## WHAT THE TASK ASKS
Restate each line of the listing exactly, without carrying over any pictures.

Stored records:
☆ ☆ ☆ ☆ ☆ ☆ ☆

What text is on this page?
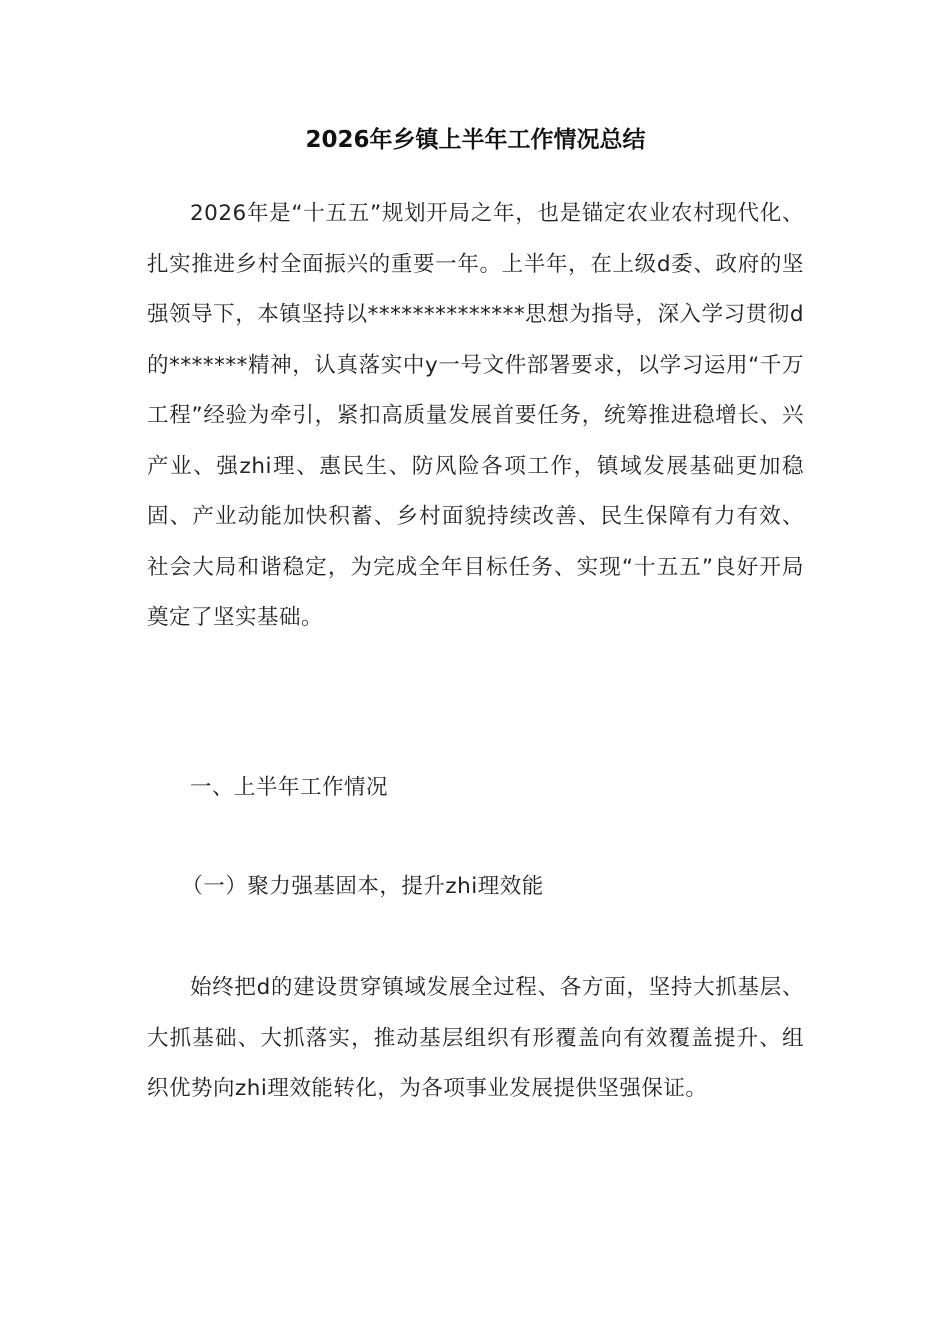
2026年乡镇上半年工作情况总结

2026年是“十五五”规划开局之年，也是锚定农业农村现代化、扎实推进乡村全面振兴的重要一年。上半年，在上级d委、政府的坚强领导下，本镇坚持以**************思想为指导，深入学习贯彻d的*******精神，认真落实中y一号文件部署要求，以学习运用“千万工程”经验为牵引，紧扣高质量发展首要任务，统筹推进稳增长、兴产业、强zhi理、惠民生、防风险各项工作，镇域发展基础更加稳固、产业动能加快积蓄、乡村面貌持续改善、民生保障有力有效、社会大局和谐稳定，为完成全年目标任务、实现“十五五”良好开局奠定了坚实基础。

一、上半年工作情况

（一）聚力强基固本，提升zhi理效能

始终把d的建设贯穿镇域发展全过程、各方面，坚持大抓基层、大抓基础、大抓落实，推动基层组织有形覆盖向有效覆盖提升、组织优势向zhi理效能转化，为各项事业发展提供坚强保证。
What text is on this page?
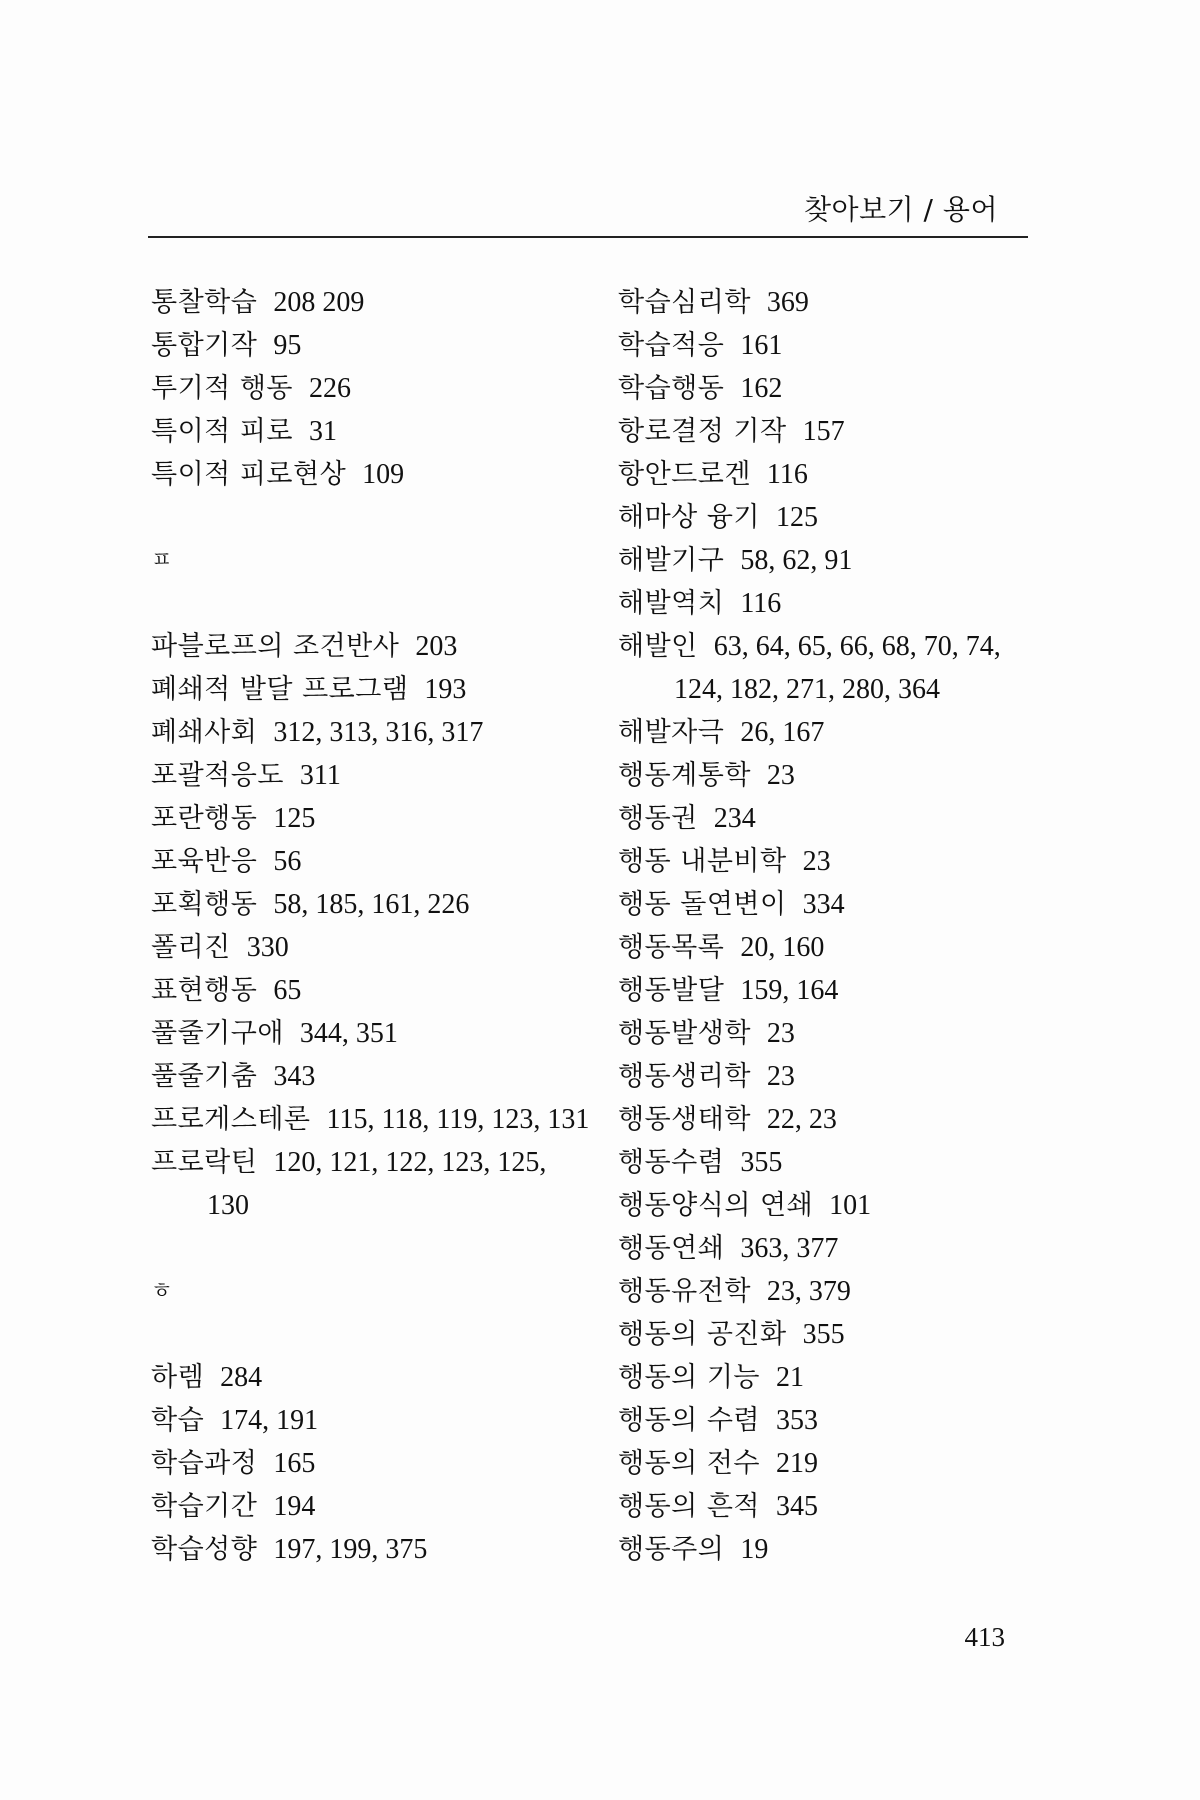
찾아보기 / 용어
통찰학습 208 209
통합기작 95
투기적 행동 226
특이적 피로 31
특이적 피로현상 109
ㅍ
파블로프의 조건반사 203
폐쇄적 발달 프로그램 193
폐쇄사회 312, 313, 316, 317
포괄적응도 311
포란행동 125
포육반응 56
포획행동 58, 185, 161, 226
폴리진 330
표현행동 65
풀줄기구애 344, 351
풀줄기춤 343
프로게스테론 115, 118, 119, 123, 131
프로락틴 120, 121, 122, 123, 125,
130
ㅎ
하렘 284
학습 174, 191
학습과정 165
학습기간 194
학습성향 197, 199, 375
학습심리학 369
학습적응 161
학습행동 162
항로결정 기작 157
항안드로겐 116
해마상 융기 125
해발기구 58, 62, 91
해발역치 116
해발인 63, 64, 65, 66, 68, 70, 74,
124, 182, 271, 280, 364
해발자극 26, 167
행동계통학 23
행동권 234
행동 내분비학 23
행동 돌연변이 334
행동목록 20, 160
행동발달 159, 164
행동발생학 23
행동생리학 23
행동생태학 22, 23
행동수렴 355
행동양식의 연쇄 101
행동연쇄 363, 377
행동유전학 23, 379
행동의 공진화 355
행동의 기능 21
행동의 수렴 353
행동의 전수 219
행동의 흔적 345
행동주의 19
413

☆ ☆ ☆ ☆ ☆ ☆ ☆

## EXERCISE ANSWER
What text is on this page?
2026年乡镇上半年工作情况总结

2026年是“十五五”规划开局之年，也是锚定农业农村现代化、扎实推进乡村全面振兴的重要一年。上半年，在上级d委、政府的坚强领导下，本镇坚持以**************思想为指导，深入学习贯彻d的*******精神，认真落实中y一号文件部署要求，以学习运用“千万工程”经验为牵引，紧扣高质量发展首要任务，统筹推进稳增长、兴产业、强zhi理、惠民生、防风险各项工作，镇域发展基础更加稳固、产业动能加快积蓄、乡村面貌持续改善、民生保障有力有效、社会大局和谐稳定，为完成全年目标任务、实现“十五五”良好开局奠定了坚实基础。

一、上半年工作情况

（一）聚力强基固本，提升zhi理效能

始终把d的建设贯穿镇域发展全过程、各方面，坚持大抓基层、大抓基础、大抓落实，推动基层组织有形覆盖向有效覆盖提升、组织优势向zhi理效能转化，为各项事业发展提供坚强保证。
What text is on this page?
찾아보기 / 용어
통찰학습 208 209
통합기작 95
투기적 행동 226
특이적 피로 31
특이적 피로현상 109
ㅍ
파블로프의 조건반사 203
폐쇄적 발달 프로그램 193
폐쇄사회 312, 313, 316, 317
포괄적응도 311
포란행동 125
포육반응 56
포획행동 58, 185, 161, 226
폴리진 330
표현행동 65
풀줄기구애 344, 351
풀줄기춤 343
프로게스테론 115, 118, 119, 123, 131
프로락틴 120, 121, 122, 123, 125,
130
ㅎ
하렘 284
학습 174, 191
학습과정 165
학습기간 194
학습성향 197, 199, 375
학습심리학 369
학습적응 161
학습행동 162
항로결정 기작 157
항안드로겐 116
해마상 융기 125
해발기구 58, 62, 91
해발역치 116
해발인 63, 64, 65, 66, 68, 70, 74,
124, 182, 271, 280, 364
해발자극 26, 167
행동계통학 23
행동권 234
행동 내분비학 23
행동 돌연변이 334
행동목록 20, 160
행동발달 159, 164
행동발생학 23
행동생리학 23
행동생태학 22, 23
행동수렴 355
행동양식의 연쇄 101
행동연쇄 363, 377
행동유전학 23, 379
행동의 공진화 355
행동의 기능 21
행동의 수렴 353
행동의 전수 219
행동의 흔적 345
행동주의 19
413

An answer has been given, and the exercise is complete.